**TASK STATEMENT**
When you transcribe the records that follow, reproduce each line exactly as given.

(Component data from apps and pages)
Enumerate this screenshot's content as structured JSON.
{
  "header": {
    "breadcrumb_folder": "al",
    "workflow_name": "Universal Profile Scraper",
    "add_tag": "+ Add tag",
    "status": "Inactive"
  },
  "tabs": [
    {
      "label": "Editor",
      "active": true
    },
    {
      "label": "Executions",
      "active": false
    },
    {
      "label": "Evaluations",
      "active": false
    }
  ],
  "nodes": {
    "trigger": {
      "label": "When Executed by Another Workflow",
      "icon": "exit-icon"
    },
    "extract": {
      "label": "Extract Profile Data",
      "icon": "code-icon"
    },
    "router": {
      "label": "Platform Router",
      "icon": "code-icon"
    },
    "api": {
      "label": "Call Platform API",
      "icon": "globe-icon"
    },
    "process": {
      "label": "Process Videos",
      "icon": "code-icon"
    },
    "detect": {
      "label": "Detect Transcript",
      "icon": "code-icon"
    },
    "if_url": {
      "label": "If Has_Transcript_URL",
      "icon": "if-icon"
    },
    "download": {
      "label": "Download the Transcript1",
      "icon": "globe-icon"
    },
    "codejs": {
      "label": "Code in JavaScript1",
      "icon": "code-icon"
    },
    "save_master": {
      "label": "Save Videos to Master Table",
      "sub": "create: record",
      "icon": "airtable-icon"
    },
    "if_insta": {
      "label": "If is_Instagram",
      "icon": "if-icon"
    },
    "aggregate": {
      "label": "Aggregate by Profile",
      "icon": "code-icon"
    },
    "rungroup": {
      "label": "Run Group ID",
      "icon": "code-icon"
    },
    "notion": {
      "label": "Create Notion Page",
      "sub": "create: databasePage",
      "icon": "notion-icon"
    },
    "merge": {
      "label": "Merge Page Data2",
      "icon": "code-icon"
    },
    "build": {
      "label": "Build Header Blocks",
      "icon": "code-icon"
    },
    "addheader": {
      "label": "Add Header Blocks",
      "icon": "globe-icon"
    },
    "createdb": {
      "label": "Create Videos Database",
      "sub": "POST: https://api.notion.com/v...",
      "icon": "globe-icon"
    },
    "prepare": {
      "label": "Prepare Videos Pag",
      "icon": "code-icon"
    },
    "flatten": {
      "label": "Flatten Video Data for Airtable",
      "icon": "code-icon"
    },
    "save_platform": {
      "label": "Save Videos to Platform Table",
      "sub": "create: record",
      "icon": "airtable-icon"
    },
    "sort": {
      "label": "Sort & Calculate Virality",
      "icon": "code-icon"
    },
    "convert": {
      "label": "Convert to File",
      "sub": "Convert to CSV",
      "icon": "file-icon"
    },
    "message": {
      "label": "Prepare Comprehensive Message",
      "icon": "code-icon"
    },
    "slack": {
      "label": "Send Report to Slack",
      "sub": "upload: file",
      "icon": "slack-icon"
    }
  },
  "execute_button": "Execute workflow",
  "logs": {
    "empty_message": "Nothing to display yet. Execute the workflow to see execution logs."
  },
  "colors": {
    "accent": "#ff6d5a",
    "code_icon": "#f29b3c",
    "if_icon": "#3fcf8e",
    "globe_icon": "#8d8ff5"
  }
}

**ANSWER TO THE PROBLEM**
Enumerate this screenshot's content as structured JSON.
{
  "header": {
    "breadcrumb_folder": "al",
    "workflow_name": "Universal Profile Scraper",
    "add_tag": "+ Add tag",
    "status": "Inactive"
  },
  "tabs": [
    {
      "label": "Editor",
      "active": true
    },
    {
      "label": "Executions",
      "active": false
    },
    {
      "label": "Evaluations",
      "active": false
    }
  ],
  "nodes": {
    "trigger": {
      "label": "When Executed by Another Workflow",
      "icon": "exit-icon"
    },
    "extract": {
      "label": "Extract Profile Data",
      "icon": "code-icon"
    },
    "router": {
      "label": "Platform Router",
      "icon": "code-icon"
    },
    "api": {
      "label": "Call Platform API",
      "icon": "globe-icon"
    },
    "process": {
      "label": "Process Videos",
      "icon": "code-icon"
    },
    "detect": {
      "label": "Detect Transcript",
      "icon": "code-icon"
    },
    "if_url": {
      "label": "If Has_Transcript_URL",
      "icon": "if-icon"
    },
    "download": {
      "label": "Download the Transcript1",
      "icon": "globe-icon"
    },
    "codejs": {
      "label": "Code in JavaScript1",
      "icon": "code-icon"
    },
    "save_master": {
      "label": "Save Videos to Master Table",
      "sub": "create: record",
      "icon": "airtable-icon"
    },
    "if_insta": {
      "label": "If is_Instagram",
      "icon": "if-icon"
    },
    "aggregate": {
      "label": "Aggregate by Profile",
      "icon": "code-icon"
    },
    "rungroup": {
      "label": "Run Group ID",
      "icon": "code-icon"
    },
    "notion": {
      "label": "Create Notion Page",
      "sub": "create: databasePage",
      "icon": "notion-icon"
    },
    "merge": {
      "label": "Merge Page Data2",
      "icon": "code-icon"
    },
    "build": {
      "label": "Build Header Blocks",
      "icon": "code-icon"
    },
    "addheader": {
      "label": "Add Header Blocks",
      "icon": "globe-icon"
    },
    "createdb": {
      "label": "Create Videos Database",
      "sub": "POST: https://api.notion.com/v...",
      "icon": "globe-icon"
    },
    "prepare": {
      "label": "Prepare Videos Pag",
      "icon": "code-icon"
    },
    "flatten": {
      "label": "Flatten Video Data for Airtable",
      "icon": "code-icon"
    },
    "save_platform": {
      "label": "Save Videos to Platform Table",
      "sub": "create: record",
      "icon": "airtable-icon"
    },
    "sort": {
      "label": "Sort & Calculate Virality",
      "icon": "code-icon"
    },
    "convert": {
      "label": "Convert to File",
      "sub": "Convert to CSV",
      "icon": "file-icon"
    },
    "message": {
      "label": "Prepare Comprehensive Message",
      "icon": "code-icon"
    },
    "slack": {
      "label": "Send Report to Slack",
      "sub": "upload: file",
      "icon": "slack-icon"
    }
  },
  "execute_button": "Execute workflow",
  "logs": {
    "empty_message": "Nothing to display yet. Execute the workflow to see execution logs."
  },
  "colors": {
    "accent": "#ff6d5a",
    "code_icon": "#f29b3c",
    "if_icon": "#3fcf8e",
    "globe_icon": "#8d8ff5"
  }
}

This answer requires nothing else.